* **WHAT YOU ARE ASKED TO DO**: Lift every line from the entries that includes the word "⑴提问学生".

* **PROVIDED RECORDS**:

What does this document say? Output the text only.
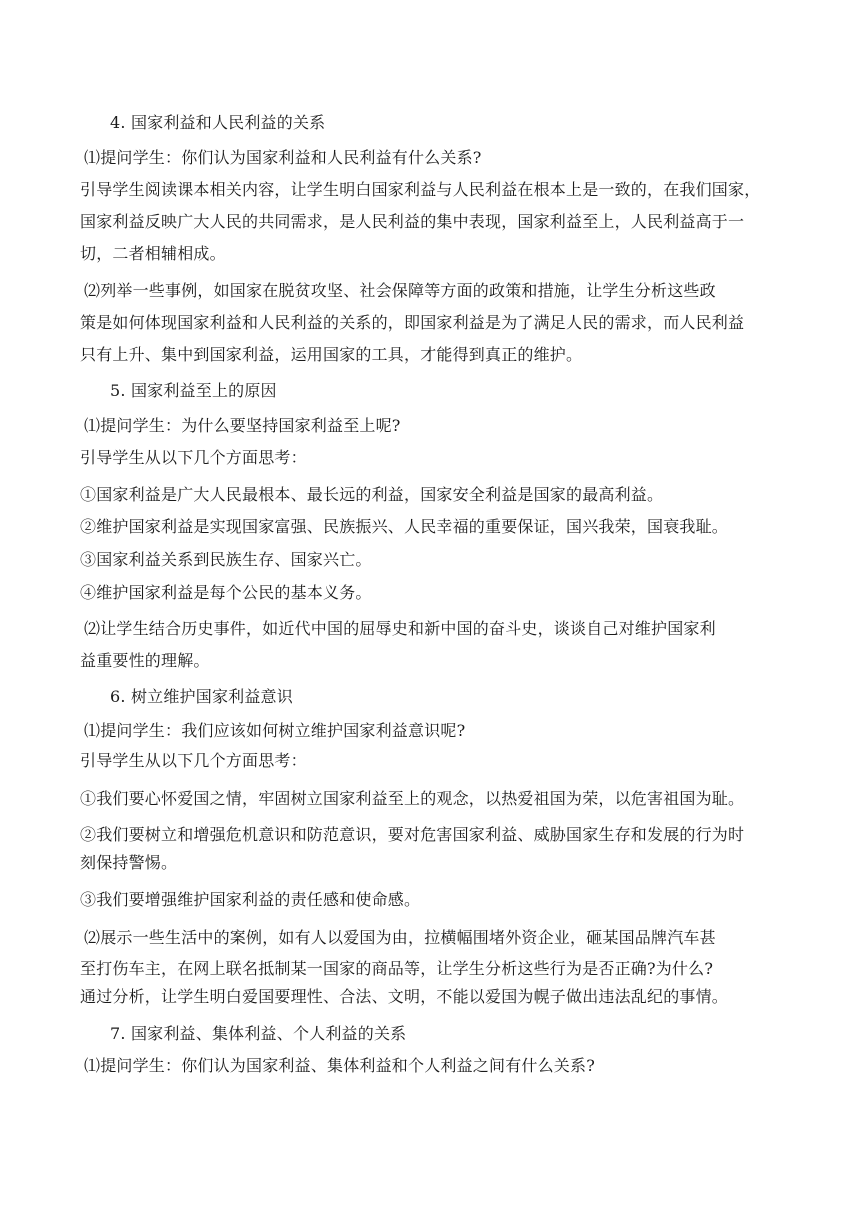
4. 国家利益和人民利益的关系
⑴提问学生：你们认为国家利益和人民利益有什么关系?
引导学生阅读课本相关内容，让学生明白国家利益与人民利益在根本上是一致的，在我们国家，
国家利益反映广大人民的共同需求，是人民利益的集中表现，国家利益至上，人民利益高于一
切，二者相辅相成。
⑵列举一些事例，如国家在脱贫攻坚、社会保障等方面的政策和措施，让学生分析这些政
策是如何体现国家利益和人民利益的关系的，即国家利益是为了满足人民的需求，而人民利益
只有上升、集中到国家利益，运用国家的工具，才能得到真正的维护。
5. 国家利益至上的原因
⑴提问学生：为什么要坚持国家利益至上呢?
引导学生从以下几个方面思考：
①国家利益是广大人民最根本、最长远的利益，国家安全利益是国家的最高利益。
②维护国家利益是实现国家富强、民族振兴、人民幸福的重要保证，国兴我荣，国衰我耻。
③国家利益关系到民族生存、国家兴亡。
④维护国家利益是每个公民的基本义务。
⑵让学生结合历史事件，如近代中国的屈辱史和新中国的奋斗史，谈谈自己对维护国家利
益重要性的理解。
6. 树立维护国家利益意识
⑴提问学生：我们应该如何树立维护国家利益意识呢?
引导学生从以下几个方面思考：
①我们要心怀爱国之情，牢固树立国家利益至上的观念，以热爱祖国为荣，以危害祖国为耻。
②我们要树立和增强危机意识和防范意识，要对危害国家利益、威胁国家生存和发展的行为时
刻保持警惕。
③我们要增强维护国家利益的责任感和使命感。
⑵展示一些生活中的案例，如有人以爱国为由，拉横幅围堵外资企业，砸某国品牌汽车甚
至打伤车主，在网上联名抵制某一国家的商品等，让学生分析这些行为是否正确?为什么?
通过分析，让学生明白爱国要理性、合法、文明，不能以爱国为幌子做出违法乱纪的事情。
7. 国家利益、集体利益、个人利益的关系
⑴提问学生：你们认为国家利益、集体利益和个人利益之间有什么关系?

* **OUTPUT BELOW**:
⑴提问学生：你们认为国家利益和人民利益有什么关系?
⑴提问学生：为什么要坚持国家利益至上呢?
⑴提问学生：我们应该如何树立维护国家利益意识呢?
⑴提问学生：你们认为国家利益、集体利益和个人利益之间有什么关系?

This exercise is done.